■ Short problem
Check every line below for the word "xǐhuān" and copy the ones that have it.
------------------------------------------------
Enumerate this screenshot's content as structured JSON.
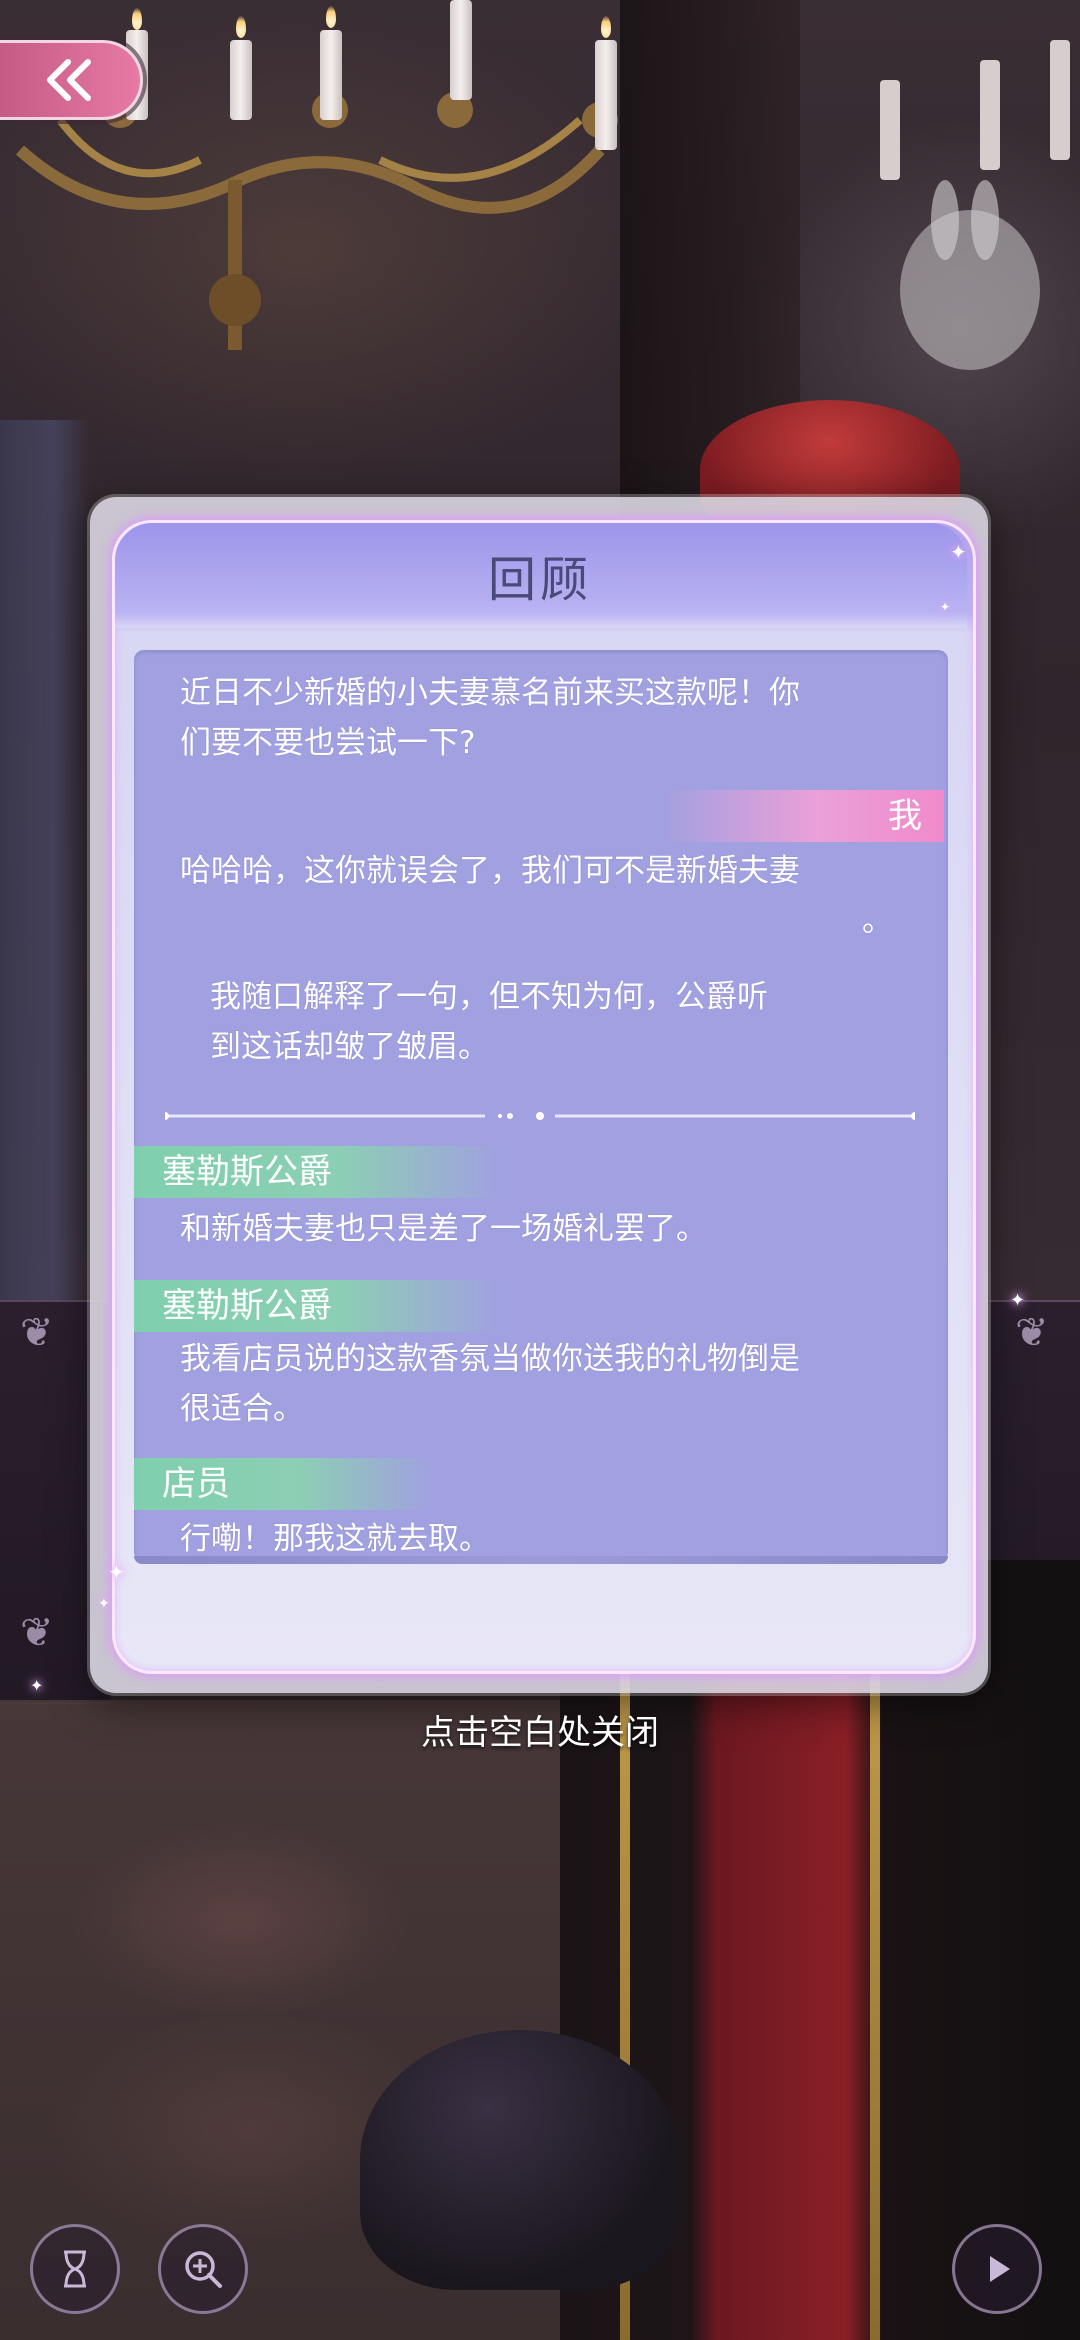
{
  "dialog": {
    "title": "回顾",
    "close_hint": "点击空白处关闭"
  },
  "log": [
    {
      "speaker": "",
      "lines": [
        "近日不少新婚的小夫妻慕名前来买这款呢！你",
        "们要不要也尝试一下?"
      ]
    },
    {
      "speaker": "我",
      "lines": [
        "哈哈哈，这你就误会了，我们可不是新婚夫妻",
        "。"
      ]
    },
    {
      "speaker": "",
      "lines": [
        "我随口解释了一句，但不知为何，公爵听",
        "到这话却皱了皱眉。"
      ]
    },
    {
      "speaker": "塞勒斯公爵",
      "lines": [
        "和新婚夫妻也只是差了一场婚礼罢了。"
      ]
    },
    {
      "speaker": "塞勒斯公爵",
      "lines": [
        "我看店员说的这款香氛当做你送我的礼物倒是",
        "很适合。"
      ]
    },
    {
      "speaker": "店员",
      "lines": [
        "行嘞！那我这就去取。"
      ]
    }
  ],
  "icons": {
    "back": "double-chevron-left-icon",
    "hourglass": "hourglass-icon",
    "zoom": "zoom-in-icon",
    "play": "play-icon"
  },
  "colors": {
    "back_button": "#e77aa4",
    "dialog_header": "#9c95ea",
    "log_background": "#a1a0e0",
    "speaker_npc": "#7fcfae",
    "speaker_player": "#f08bcb"
  }
}
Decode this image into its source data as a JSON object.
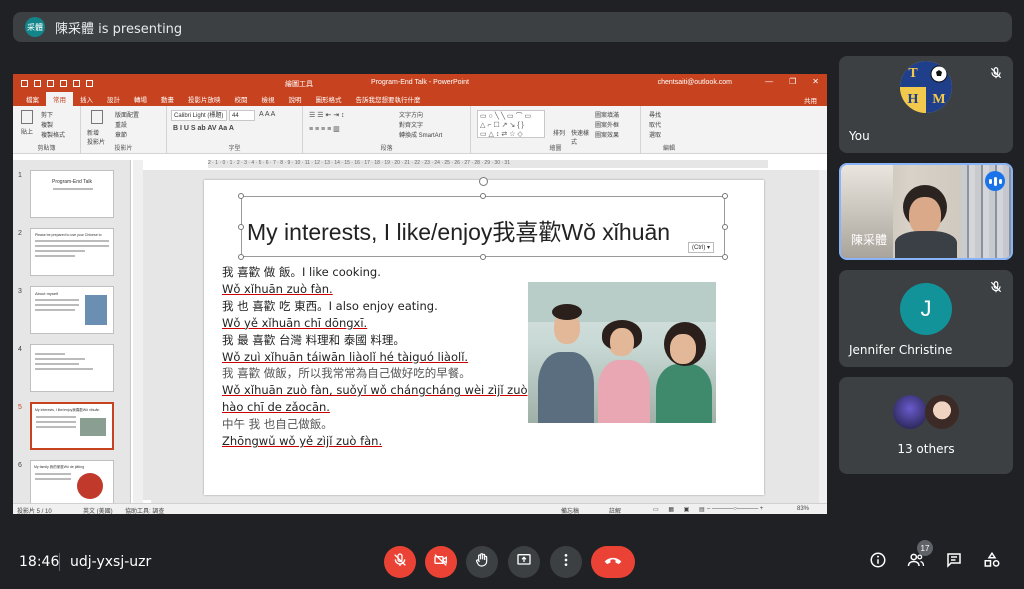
{
  "presenting": {
    "avatar_text": "采體",
    "text": "陳采體 is presenting"
  },
  "ppt": {
    "window_title": "Program-End Talk  -  PowerPoint",
    "tool_context": "繪圖工具",
    "account": "chentsaiti@outlook.com",
    "tabs": [
      "檔案",
      "常用",
      "插入",
      "設計",
      "轉場",
      "動畫",
      "投影片放映",
      "校閱",
      "檢視",
      "說明",
      "圖形格式",
      "告訴我您想要執行什麼"
    ],
    "share_label": "共用",
    "ribbon": {
      "paste": "貼上",
      "cut": "剪下",
      "copy": "複製",
      "format_painter": "複製格式",
      "clipboard": "剪貼簿",
      "new_slide": "新增\n投影片",
      "layout": "版面配置",
      "reset": "重設",
      "section": "章節",
      "slides": "投影片",
      "font_name": "Calibri Light (標題)",
      "font_size": "44",
      "font_group": "字型",
      "text_direction": "文字方向",
      "align_text": "對齊文字",
      "smartart": "轉換成 SmartArt",
      "paragraph": "段落",
      "arrange": "排列",
      "quick_styles": "快速樣\n式",
      "shape_fill": "圖案填滿",
      "shape_outline": "圖案外框",
      "shape_effects": "圖案效果",
      "drawing": "繪圖",
      "find": "尋找",
      "replace": "取代",
      "select": "選取",
      "editing": "編輯"
    },
    "ruler_text": "2 · 1 · 0 · 1 · 2 · 3 · 4 · 5 · 6 · 7 · 8 · 9 · 10 · 11 · 12 · 13 · 14 · 15 · 16 · 17 · 18 · 19 · 20 · 21 · 22 · 23 · 24 · 25 · 26 · 27 · 28 · 29 · 30 · 31",
    "thumbs": [
      {
        "num": "1",
        "title": "Program-End Talk"
      },
      {
        "num": "2",
        "title": "Please be prepared to use your Chinese to"
      },
      {
        "num": "3",
        "title": "About myself"
      },
      {
        "num": "4",
        "title": ""
      },
      {
        "num": "5",
        "title": "My interests, I like/enjoy我喜歡Wǒ xǐhuān"
      },
      {
        "num": "6",
        "title": "My family 我的家庭Wǒ de jiātíng"
      }
    ],
    "status": {
      "slide_count": "投影片 5 / 10",
      "language": "英文 (美國)",
      "accessibility": "協助工具: 調查",
      "notes": "備忘稿",
      "comments": "註解",
      "zoom": "83%"
    }
  },
  "slide": {
    "title": "My interests, I like/enjoy我喜歡Wǒ xǐhuān",
    "ctrl_tag": "(Ctrl) ▾",
    "lines": [
      {
        "text": "我  喜歡  做  飯。I like cooking.",
        "style": "normal"
      },
      {
        "text": "Wǒ xǐhuān zuò fàn.",
        "style": "py"
      },
      {
        "text": "我  也  喜歡  吃 東西。I also enjoy eating.",
        "style": "normal"
      },
      {
        "text": "Wǒ yě xǐhuān chī dōngxī.",
        "style": "py"
      },
      {
        "text": "我  最  喜歡  台灣 料理和 泰國 料理。",
        "style": "normal"
      },
      {
        "text": "Wǒ zuì xǐhuān táiwān liàolǐ hé tàiguó liàolǐ.",
        "style": "py"
      },
      {
        "text": "我  喜歡 做飯，所以我常常為自己做好吃的早餐。",
        "style": "gray"
      },
      {
        "text": "Wǒ xǐhuān zuò fàn, suǒyǐ wǒ chángcháng wèi zìjǐ zuò",
        "style": "py"
      },
      {
        "text": "hào chī de zǎocān.",
        "style": "py"
      },
      {
        "text": "中午      我 也自己做飯。",
        "style": "gray"
      },
      {
        "text": "Zhōngwǔ wǒ yě zìjǐ zuò fàn.",
        "style": "py"
      }
    ]
  },
  "participants": {
    "you": {
      "name": "You",
      "logo": [
        "T",
        "",
        "H",
        "M"
      ]
    },
    "speaker": {
      "name": "陳采體"
    },
    "jennifer": {
      "initial": "J",
      "name": "Jennifer Christine"
    },
    "others": {
      "label": "13 others"
    }
  },
  "bottom": {
    "time": "18:46",
    "meeting_code": "udj-yxsj-uzr",
    "people_count": "17"
  },
  "icons": [
    "mic-off-icon",
    "camera-off-icon",
    "raise-hand-icon",
    "present-icon",
    "more-options-icon",
    "end-call-icon",
    "info-icon",
    "people-icon",
    "chat-icon",
    "activities-icon"
  ],
  "colors": {
    "ppt_accent": "#c7431f",
    "danger": "#ea4335",
    "speaker_border": "#8ab4f8",
    "meet_bg": "#202124"
  }
}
------------------------------------------------
■ Task output
        "title": "My interests, I like/enjoy我喜歡Wǒ xǐhuān"
    "title": "My interests, I like/enjoy我喜歡Wǒ xǐhuān",
        "text": "Wǒ xǐhuān zuò fàn.",
        "text": "Wǒ yě xǐhuān chī dōngxī.",
        "text": "Wǒ zuì xǐhuān táiwān liàolǐ hé tàiguó liàolǐ.",
        "text": "Wǒ xǐhuān zuò fàn, suǒyǐ wǒ chángcháng wèi zìjǐ zuò",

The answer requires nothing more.